**DIRECTIVE:** Copy each line below in which the string "fundraising" occurs.

Records about charts and figures:
──────────────────────────────

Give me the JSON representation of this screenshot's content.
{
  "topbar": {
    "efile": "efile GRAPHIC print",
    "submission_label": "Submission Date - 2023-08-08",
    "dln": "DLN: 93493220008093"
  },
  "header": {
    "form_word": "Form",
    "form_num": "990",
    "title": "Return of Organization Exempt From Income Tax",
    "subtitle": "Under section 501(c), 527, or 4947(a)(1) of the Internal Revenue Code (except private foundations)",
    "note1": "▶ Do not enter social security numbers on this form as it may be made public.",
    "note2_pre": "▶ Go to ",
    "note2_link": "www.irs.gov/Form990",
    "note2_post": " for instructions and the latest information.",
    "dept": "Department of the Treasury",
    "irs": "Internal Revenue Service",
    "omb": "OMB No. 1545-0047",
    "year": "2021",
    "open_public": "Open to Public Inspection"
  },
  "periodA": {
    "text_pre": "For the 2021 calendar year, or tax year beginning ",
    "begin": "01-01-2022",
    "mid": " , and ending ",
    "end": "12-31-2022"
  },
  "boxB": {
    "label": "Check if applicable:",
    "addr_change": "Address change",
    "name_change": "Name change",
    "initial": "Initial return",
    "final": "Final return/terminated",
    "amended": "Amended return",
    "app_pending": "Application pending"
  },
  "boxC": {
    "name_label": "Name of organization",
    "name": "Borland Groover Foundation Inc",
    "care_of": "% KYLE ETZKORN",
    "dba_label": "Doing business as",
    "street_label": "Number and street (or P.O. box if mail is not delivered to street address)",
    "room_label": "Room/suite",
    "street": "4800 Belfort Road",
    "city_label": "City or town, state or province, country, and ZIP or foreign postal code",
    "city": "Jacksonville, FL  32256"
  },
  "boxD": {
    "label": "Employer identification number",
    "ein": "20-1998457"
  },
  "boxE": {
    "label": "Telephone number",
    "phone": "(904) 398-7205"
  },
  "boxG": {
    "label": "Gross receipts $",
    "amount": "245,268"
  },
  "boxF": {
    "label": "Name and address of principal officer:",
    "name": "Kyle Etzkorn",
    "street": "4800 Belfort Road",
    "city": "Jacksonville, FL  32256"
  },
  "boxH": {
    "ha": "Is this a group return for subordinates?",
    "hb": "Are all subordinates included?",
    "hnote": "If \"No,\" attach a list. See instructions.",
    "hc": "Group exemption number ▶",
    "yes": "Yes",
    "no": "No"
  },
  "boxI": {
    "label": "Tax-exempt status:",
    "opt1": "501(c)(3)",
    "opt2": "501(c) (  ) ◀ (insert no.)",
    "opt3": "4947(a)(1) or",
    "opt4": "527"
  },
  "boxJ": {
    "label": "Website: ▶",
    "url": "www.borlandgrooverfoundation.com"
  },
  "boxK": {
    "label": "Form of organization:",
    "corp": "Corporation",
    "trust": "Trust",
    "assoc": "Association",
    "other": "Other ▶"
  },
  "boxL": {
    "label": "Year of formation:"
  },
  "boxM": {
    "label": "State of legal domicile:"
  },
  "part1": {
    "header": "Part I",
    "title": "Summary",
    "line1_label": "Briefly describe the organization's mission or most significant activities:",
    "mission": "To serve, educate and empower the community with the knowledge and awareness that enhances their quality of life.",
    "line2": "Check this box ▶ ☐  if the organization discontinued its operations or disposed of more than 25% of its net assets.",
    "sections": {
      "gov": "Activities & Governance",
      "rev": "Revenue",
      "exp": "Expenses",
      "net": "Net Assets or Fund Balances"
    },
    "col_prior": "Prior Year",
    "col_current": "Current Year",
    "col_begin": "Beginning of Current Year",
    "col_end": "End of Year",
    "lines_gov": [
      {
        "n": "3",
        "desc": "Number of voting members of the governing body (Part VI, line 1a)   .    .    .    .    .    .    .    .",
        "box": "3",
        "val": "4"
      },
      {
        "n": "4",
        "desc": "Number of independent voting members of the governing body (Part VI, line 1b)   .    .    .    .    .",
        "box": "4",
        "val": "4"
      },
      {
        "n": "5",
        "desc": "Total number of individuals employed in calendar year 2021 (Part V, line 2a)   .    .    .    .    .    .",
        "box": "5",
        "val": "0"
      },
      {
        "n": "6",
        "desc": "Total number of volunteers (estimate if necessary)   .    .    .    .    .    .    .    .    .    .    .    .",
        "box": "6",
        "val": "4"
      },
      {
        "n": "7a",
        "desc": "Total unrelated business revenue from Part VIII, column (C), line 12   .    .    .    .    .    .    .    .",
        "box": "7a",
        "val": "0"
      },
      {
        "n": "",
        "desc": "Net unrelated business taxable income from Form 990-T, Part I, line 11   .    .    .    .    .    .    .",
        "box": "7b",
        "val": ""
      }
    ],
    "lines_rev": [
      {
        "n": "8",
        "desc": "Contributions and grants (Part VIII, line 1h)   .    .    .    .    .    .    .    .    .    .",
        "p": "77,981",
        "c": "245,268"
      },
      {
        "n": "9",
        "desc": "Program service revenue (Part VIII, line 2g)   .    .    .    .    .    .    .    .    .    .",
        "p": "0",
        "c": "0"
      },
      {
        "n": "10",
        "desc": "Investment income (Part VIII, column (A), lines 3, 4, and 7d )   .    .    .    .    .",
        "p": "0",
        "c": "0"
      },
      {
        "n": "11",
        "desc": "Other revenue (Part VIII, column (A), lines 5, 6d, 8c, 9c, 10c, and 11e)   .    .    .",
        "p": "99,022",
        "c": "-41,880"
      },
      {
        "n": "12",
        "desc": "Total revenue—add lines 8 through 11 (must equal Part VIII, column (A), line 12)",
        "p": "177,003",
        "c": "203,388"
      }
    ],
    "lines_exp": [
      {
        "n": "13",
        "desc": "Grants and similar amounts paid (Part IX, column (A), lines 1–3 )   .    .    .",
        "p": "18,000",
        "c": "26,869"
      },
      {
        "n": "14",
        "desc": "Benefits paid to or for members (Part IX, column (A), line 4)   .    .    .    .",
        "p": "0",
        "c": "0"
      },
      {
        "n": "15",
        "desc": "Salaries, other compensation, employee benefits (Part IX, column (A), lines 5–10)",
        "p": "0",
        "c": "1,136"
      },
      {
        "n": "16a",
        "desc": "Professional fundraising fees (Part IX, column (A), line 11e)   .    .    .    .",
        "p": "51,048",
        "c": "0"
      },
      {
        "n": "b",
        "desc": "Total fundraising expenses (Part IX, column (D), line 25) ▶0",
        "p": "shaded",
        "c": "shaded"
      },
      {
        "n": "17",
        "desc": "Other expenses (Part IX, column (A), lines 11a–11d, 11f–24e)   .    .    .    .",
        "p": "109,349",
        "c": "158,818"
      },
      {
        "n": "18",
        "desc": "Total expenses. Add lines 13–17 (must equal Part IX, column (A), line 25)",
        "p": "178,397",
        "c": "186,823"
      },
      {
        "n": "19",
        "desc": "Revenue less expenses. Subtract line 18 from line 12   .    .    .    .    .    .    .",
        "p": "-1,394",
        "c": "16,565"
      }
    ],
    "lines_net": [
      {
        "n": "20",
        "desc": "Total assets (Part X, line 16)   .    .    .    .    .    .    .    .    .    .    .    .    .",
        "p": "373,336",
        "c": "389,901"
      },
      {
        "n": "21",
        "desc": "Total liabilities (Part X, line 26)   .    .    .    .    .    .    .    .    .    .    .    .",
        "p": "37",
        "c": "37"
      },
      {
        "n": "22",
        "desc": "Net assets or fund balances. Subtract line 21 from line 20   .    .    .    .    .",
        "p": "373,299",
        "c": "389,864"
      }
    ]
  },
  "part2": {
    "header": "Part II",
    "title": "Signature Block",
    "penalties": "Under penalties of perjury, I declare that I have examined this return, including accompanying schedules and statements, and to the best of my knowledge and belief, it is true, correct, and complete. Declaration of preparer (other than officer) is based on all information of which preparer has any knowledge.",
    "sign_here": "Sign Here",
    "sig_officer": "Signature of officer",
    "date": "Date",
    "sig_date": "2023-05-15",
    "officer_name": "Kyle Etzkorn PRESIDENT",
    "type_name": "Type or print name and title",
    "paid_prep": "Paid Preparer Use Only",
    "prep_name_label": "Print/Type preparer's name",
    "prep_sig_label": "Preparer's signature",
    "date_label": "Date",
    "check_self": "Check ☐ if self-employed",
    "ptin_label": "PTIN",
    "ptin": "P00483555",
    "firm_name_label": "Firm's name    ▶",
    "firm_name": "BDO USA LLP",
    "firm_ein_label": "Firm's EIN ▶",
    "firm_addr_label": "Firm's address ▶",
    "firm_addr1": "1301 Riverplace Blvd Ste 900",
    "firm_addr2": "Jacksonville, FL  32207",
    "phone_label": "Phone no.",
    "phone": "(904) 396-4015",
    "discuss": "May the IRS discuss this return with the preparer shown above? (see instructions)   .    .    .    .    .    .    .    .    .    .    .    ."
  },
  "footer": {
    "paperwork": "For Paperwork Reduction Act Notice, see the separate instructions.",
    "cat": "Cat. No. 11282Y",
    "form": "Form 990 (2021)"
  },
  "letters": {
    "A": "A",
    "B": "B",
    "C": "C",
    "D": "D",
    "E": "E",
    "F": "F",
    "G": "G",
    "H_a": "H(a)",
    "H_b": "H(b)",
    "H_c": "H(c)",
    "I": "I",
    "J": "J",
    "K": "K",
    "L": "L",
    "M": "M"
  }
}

──────────────────────────────

**COMPLETED TASK:**
        "desc": "Professional fundraising fees (Part IX, column (A), line 11e)   .    .    .    .",
        "desc": "Total fundraising expenses (Part IX, column (D), line 25) ▶0",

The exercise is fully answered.